--- start of Raw data ---
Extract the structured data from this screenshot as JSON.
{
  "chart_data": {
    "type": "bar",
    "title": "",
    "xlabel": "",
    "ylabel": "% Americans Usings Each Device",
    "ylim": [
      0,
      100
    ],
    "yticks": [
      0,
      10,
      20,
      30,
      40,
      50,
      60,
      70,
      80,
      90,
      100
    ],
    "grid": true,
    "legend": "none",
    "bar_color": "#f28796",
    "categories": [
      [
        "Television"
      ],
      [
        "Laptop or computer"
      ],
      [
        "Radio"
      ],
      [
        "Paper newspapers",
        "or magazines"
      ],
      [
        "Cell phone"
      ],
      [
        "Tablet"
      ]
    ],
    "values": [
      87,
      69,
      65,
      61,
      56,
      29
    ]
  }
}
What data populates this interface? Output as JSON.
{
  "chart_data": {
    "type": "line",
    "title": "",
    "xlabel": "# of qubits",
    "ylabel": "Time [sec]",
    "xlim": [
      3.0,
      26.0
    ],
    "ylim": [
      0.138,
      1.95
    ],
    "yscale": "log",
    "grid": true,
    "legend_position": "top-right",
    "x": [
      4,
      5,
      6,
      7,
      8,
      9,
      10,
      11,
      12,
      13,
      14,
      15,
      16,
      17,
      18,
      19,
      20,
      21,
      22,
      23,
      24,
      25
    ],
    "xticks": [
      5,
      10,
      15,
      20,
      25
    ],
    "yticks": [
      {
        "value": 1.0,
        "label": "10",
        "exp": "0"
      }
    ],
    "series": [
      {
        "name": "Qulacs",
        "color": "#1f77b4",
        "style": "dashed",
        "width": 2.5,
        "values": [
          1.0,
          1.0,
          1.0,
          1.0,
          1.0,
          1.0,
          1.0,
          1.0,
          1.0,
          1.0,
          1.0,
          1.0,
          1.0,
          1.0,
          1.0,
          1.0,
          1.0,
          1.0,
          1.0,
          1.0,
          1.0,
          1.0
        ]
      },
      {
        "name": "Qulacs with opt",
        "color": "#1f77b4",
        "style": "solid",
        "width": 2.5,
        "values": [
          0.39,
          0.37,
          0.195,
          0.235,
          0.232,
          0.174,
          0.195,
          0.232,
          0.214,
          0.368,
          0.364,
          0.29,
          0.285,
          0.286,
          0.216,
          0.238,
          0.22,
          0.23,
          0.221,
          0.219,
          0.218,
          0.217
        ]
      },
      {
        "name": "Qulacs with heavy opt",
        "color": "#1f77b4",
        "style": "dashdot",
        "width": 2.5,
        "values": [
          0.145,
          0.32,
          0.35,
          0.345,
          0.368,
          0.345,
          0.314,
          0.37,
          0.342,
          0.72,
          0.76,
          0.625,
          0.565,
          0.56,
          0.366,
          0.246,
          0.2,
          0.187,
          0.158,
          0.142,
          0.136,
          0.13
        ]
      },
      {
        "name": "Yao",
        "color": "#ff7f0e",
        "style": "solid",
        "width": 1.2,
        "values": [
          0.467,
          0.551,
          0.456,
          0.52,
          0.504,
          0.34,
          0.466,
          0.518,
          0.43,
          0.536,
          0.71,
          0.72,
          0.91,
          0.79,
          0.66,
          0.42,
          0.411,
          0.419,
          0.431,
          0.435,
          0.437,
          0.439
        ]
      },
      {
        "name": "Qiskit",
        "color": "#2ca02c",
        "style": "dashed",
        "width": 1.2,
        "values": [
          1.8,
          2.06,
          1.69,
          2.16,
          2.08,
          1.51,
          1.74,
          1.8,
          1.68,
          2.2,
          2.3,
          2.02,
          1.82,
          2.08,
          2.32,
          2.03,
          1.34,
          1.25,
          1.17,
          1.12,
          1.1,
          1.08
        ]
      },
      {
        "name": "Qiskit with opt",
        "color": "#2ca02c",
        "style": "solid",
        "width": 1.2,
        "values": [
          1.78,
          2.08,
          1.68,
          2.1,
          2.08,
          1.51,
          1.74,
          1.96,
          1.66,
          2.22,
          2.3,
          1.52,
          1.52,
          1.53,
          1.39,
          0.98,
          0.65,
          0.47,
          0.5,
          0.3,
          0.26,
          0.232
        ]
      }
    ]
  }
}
--- end of Raw data ---
Your goal: Using the data above, print every record exactly as shown.

Exercise solution:
Extract the structured data from this screenshot as JSON.
{
  "chart_data": {
    "type": "bar",
    "title": "",
    "xlabel": "",
    "ylabel": "% Americans Usings Each Device",
    "ylim": [
      0,
      100
    ],
    "yticks": [
      0,
      10,
      20,
      30,
      40,
      50,
      60,
      70,
      80,
      90,
      100
    ],
    "grid": true,
    "legend": "none",
    "bar_color": "#f28796",
    "categories": [
      [
        "Television"
      ],
      [
        "Laptop or computer"
      ],
      [
        "Radio"
      ],
      [
        "Paper newspapers",
        "or magazines"
      ],
      [
        "Cell phone"
      ],
      [
        "Tablet"
      ]
    ],
    "values": [
      87,
      69,
      65,
      61,
      56,
      29
    ]
  }
}
What data populates this interface? Output as JSON.
{
  "chart_data": {
    "type": "line",
    "title": "",
    "xlabel": "# of qubits",
    "ylabel": "Time [sec]",
    "xlim": [
      3.0,
      26.0
    ],
    "ylim": [
      0.138,
      1.95
    ],
    "yscale": "log",
    "grid": true,
    "legend_position": "top-right",
    "x": [
      4,
      5,
      6,
      7,
      8,
      9,
      10,
      11,
      12,
      13,
      14,
      15,
      16,
      17,
      18,
      19,
      20,
      21,
      22,
      23,
      24,
      25
    ],
    "xticks": [
      5,
      10,
      15,
      20,
      25
    ],
    "yticks": [
      {
        "value": 1.0,
        "label": "10",
        "exp": "0"
      }
    ],
    "series": [
      {
        "name": "Qulacs",
        "color": "#1f77b4",
        "style": "dashed",
        "width": 2.5,
        "values": [
          1.0,
          1.0,
          1.0,
          1.0,
          1.0,
          1.0,
          1.0,
          1.0,
          1.0,
          1.0,
          1.0,
          1.0,
          1.0,
          1.0,
          1.0,
          1.0,
          1.0,
          1.0,
          1.0,
          1.0,
          1.0,
          1.0
        ]
      },
      {
        "name": "Qulacs with opt",
        "color": "#1f77b4",
        "style": "solid",
        "width": 2.5,
        "values": [
          0.39,
          0.37,
          0.195,
          0.235,
          0.232,
          0.174,
          0.195,
          0.232,
          0.214,
          0.368,
          0.364,
          0.29,
          0.285,
          0.286,
          0.216,
          0.238,
          0.22,
          0.23,
          0.221,
          0.219,
          0.218,
          0.217
        ]
      },
      {
        "name": "Qulacs with heavy opt",
        "color": "#1f77b4",
        "style": "dashdot",
        "width": 2.5,
        "values": [
          0.145,
          0.32,
          0.35,
          0.345,
          0.368,
          0.345,
          0.314,
          0.37,
          0.342,
          0.72,
          0.76,
          0.625,
          0.565,
          0.56,
          0.366,
          0.246,
          0.2,
          0.187,
          0.158,
          0.142,
          0.136,
          0.13
        ]
      },
      {
        "name": "Yao",
        "color": "#ff7f0e",
        "style": "solid",
        "width": 1.2,
        "values": [
          0.467,
          0.551,
          0.456,
          0.52,
          0.504,
          0.34,
          0.466,
          0.518,
          0.43,
          0.536,
          0.71,
          0.72,
          0.91,
          0.79,
          0.66,
          0.42,
          0.411,
          0.419,
          0.431,
          0.435,
          0.437,
          0.439
        ]
      },
      {
        "name": "Qiskit",
        "color": "#2ca02c",
        "style": "dashed",
        "width": 1.2,
        "values": [
          1.8,
          2.06,
          1.69,
          2.16,
          2.08,
          1.51,
          1.74,
          1.8,
          1.68,
          2.2,
          2.3,
          2.02,
          1.82,
          2.08,
          2.32,
          2.03,
          1.34,
          1.25,
          1.17,
          1.12,
          1.1,
          1.08
        ]
      },
      {
        "name": "Qiskit with opt",
        "color": "#2ca02c",
        "style": "solid",
        "width": 1.2,
        "values": [
          1.78,
          2.08,
          1.68,
          2.1,
          2.08,
          1.51,
          1.74,
          1.96,
          1.66,
          2.22,
          2.3,
          1.52,
          1.52,
          1.53,
          1.39,
          0.98,
          0.65,
          0.47,
          0.5,
          0.3,
          0.26,
          0.232
        ]
      }
    ]
  }
}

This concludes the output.